**Task instructions**:
Pick out each line containing the string "getEngine".

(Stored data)
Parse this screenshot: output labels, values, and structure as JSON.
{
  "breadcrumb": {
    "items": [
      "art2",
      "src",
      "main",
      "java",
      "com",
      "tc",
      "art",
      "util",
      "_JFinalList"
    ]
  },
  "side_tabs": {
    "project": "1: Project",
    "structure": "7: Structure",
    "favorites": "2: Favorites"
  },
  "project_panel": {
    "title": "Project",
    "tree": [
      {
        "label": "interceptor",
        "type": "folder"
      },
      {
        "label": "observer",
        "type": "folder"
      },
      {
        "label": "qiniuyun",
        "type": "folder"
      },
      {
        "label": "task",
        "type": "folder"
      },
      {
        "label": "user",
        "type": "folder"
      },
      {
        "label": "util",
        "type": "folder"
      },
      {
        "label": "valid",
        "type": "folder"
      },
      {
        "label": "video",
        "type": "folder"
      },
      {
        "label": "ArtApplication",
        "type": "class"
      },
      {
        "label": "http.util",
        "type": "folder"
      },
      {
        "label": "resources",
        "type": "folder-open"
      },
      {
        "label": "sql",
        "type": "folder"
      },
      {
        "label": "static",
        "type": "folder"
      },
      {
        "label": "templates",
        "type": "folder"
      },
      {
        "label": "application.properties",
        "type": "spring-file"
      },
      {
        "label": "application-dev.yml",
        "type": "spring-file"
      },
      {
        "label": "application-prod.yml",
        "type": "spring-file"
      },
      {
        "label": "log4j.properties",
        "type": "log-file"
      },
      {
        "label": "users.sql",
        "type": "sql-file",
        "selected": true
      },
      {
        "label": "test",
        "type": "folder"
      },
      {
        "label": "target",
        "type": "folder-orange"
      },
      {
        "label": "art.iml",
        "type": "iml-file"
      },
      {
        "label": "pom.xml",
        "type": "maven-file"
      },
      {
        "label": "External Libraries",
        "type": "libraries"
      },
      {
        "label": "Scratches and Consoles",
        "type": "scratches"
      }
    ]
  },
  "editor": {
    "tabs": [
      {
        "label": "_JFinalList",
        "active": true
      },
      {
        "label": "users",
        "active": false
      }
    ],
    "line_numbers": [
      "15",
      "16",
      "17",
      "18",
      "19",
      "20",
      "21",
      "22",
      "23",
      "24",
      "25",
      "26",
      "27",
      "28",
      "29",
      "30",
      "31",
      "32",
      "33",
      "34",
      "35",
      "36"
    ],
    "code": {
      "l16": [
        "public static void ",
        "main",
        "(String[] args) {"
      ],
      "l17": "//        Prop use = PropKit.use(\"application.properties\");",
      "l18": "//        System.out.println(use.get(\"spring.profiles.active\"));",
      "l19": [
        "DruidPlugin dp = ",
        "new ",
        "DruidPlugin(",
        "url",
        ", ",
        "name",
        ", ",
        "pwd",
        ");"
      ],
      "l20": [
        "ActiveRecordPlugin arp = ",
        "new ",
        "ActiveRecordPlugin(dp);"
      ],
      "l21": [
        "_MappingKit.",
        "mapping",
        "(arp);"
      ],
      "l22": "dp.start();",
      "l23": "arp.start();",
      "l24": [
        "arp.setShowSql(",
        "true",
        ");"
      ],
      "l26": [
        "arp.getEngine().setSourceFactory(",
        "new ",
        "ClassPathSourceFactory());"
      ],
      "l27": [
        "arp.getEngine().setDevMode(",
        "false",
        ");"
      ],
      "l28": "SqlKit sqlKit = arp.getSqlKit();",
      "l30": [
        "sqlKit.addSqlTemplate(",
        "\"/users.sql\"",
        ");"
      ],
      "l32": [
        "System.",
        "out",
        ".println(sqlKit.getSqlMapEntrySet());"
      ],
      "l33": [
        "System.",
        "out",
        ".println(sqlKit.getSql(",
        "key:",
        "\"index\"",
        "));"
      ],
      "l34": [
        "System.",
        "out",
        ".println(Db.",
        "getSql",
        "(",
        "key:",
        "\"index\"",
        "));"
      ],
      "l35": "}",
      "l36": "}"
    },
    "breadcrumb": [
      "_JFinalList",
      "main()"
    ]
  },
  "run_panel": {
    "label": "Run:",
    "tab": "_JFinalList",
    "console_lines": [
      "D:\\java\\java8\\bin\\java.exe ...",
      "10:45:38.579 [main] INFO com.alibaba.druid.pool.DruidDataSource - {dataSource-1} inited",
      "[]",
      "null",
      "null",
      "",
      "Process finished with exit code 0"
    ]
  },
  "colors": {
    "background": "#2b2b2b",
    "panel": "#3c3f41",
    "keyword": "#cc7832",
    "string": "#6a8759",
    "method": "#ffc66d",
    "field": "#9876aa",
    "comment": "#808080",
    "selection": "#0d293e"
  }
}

**Output for this exercise**:
        "arp.getEngine().setSourceFactory(",
        "arp.getEngine().setDevMode(",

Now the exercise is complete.